- **Data**:
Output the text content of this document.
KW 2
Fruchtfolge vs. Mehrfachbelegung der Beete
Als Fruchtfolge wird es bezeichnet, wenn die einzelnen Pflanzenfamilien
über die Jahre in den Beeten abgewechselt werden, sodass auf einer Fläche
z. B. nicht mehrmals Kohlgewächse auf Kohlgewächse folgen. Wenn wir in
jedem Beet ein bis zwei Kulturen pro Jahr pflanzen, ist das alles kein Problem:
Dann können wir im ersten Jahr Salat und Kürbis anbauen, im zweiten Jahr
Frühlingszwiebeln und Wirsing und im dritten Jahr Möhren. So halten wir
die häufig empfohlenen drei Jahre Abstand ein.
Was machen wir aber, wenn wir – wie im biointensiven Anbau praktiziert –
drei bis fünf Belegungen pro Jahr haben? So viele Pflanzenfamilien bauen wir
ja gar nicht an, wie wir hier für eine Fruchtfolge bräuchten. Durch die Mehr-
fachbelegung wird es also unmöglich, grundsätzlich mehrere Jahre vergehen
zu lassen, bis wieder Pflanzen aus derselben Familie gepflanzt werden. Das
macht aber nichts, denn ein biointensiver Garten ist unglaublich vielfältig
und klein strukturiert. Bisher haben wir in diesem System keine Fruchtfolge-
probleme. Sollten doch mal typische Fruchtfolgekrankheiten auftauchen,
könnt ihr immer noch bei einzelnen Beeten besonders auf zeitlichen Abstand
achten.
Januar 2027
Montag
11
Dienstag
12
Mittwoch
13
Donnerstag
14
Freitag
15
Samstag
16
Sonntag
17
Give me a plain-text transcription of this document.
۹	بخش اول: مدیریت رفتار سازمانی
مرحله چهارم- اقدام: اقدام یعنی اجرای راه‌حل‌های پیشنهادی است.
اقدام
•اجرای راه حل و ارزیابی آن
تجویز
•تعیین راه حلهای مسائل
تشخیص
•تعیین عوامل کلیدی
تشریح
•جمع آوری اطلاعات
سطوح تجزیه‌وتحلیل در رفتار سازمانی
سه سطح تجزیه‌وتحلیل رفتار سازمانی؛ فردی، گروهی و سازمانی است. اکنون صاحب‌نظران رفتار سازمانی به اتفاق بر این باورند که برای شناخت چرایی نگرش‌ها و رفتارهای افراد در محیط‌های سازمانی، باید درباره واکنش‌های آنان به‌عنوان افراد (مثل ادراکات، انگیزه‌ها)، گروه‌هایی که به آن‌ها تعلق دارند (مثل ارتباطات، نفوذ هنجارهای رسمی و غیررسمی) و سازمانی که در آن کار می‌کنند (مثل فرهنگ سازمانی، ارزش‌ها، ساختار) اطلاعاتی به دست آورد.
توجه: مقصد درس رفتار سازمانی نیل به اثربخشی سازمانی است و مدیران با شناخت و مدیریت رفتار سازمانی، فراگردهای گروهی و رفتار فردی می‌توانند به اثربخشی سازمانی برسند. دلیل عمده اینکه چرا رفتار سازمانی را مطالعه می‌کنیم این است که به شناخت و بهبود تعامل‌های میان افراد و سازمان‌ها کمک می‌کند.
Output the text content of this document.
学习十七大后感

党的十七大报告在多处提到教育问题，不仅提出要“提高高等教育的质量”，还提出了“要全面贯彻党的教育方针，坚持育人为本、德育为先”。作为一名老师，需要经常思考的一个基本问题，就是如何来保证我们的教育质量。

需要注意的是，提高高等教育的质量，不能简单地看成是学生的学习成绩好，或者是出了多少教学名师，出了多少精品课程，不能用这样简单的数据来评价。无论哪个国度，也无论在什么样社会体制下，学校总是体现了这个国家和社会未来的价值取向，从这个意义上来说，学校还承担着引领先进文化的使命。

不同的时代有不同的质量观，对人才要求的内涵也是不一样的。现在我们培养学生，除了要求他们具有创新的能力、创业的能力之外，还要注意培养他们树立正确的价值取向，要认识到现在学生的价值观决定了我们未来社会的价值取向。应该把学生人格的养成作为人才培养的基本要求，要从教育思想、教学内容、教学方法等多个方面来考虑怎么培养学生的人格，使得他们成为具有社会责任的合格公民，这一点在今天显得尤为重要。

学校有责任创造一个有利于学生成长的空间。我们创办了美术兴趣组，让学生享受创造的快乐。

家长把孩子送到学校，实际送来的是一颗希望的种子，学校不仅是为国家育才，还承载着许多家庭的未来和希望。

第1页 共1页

- **Task**: Using the entries above, please restate each one word for word.

- **Exercise response**:
Output the text content of this document.
KW 2
Fruchtfolge vs. Mehrfachbelegung der Beete
Als Fruchtfolge wird es bezeichnet, wenn die einzelnen Pflanzenfamilien
über die Jahre in den Beeten abgewechselt werden, sodass auf einer Fläche
z. B. nicht mehrmals Kohlgewächse auf Kohlgewächse folgen. Wenn wir in
jedem Beet ein bis zwei Kulturen pro Jahr pflanzen, ist das alles kein Problem:
Dann können wir im ersten Jahr Salat und Kürbis anbauen, im zweiten Jahr
Frühlingszwiebeln und Wirsing und im dritten Jahr Möhren. So halten wir
die häufig empfohlenen drei Jahre Abstand ein.
Was machen wir aber, wenn wir – wie im biointensiven Anbau praktiziert –
drei bis fünf Belegungen pro Jahr haben? So viele Pflanzenfamilien bauen wir
ja gar nicht an, wie wir hier für eine Fruchtfolge bräuchten. Durch die Mehr-
fachbelegung wird es also unmöglich, grundsätzlich mehrere Jahre vergehen
zu lassen, bis wieder Pflanzen aus derselben Familie gepflanzt werden. Das
macht aber nichts, denn ein biointensiver Garten ist unglaublich vielfältig
und klein strukturiert. Bisher haben wir in diesem System keine Fruchtfolge-
probleme. Sollten doch mal typische Fruchtfolgekrankheiten auftauchen,
könnt ihr immer noch bei einzelnen Beeten besonders auf zeitlichen Abstand
achten.
Januar 2027
Montag
11
Dienstag
12
Mittwoch
13
Donnerstag
14
Freitag
15
Samstag
16
Sonntag
17
Give me a plain-text transcription of this document.
۹	بخش اول: مدیریت رفتار سازمانی
مرحله چهارم- اقدام: اقدام یعنی اجرای راه‌حل‌های پیشنهادی است.
اقدام
•اجرای راه حل و ارزیابی آن
تجویز
•تعیین راه حلهای مسائل
تشخیص
•تعیین عوامل کلیدی
تشریح
•جمع آوری اطلاعات
سطوح تجزیه‌وتحلیل در رفتار سازمانی
سه سطح تجزیه‌وتحلیل رفتار سازمانی؛ فردی، گروهی و سازمانی است. اکنون صاحب‌نظران رفتار سازمانی به اتفاق بر این باورند که برای شناخت چرایی نگرش‌ها و رفتارهای افراد در محیط‌های سازمانی، باید درباره واکنش‌های آنان به‌عنوان افراد (مثل ادراکات، انگیزه‌ها)، گروه‌هایی که به آن‌ها تعلق دارند (مثل ارتباطات، نفوذ هنجارهای رسمی و غیررسمی) و سازمانی که در آن کار می‌کنند (مثل فرهنگ سازمانی، ارزش‌ها، ساختار) اطلاعاتی به دست آورد.
توجه: مقصد درس رفتار سازمانی نیل به اثربخشی سازمانی است و مدیران با شناخت و مدیریت رفتار سازمانی، فراگردهای گروهی و رفتار فردی می‌توانند به اثربخشی سازمانی برسند. دلیل عمده اینکه چرا رفتار سازمانی را مطالعه می‌کنیم این است که به شناخت و بهبود تعامل‌های میان افراد و سازمان‌ها کمک می‌کند.
Output the text content of this document.
学习十七大后感

党的十七大报告在多处提到教育问题，不仅提出要“提高高等教育的质量”，还提出了“要全面贯彻党的教育方针，坚持育人为本、德育为先”。作为一名老师，需要经常思考的一个基本问题，就是如何来保证我们的教育质量。

需要注意的是，提高高等教育的质量，不能简单地看成是学生的学习成绩好，或者是出了多少教学名师，出了多少精品课程，不能用这样简单的数据来评价。无论哪个国度，也无论在什么样社会体制下，学校总是体现了这个国家和社会未来的价值取向，从这个意义上来说，学校还承担着引领先进文化的使命。

不同的时代有不同的质量观，对人才要求的内涵也是不一样的。现在我们培养学生，除了要求他们具有创新的能力、创业的能力之外，还要注意培养他们树立正确的价值取向，要认识到现在学生的价值观决定了我们未来社会的价值取向。应该把学生人格的养成作为人才培养的基本要求，要从教育思想、教学内容、教学方法等多个方面来考虑怎么培养学生的人格，使得他们成为具有社会责任的合格公民，这一点在今天显得尤为重要。

学校有责任创造一个有利于学生成长的空间。我们创办了美术兴趣组，让学生享受创造的快乐。

家长把孩子送到学校，实际送来的是一颗希望的种子，学校不仅是为国家育才，还承载着许多家庭的未来和希望。

第1页 共1页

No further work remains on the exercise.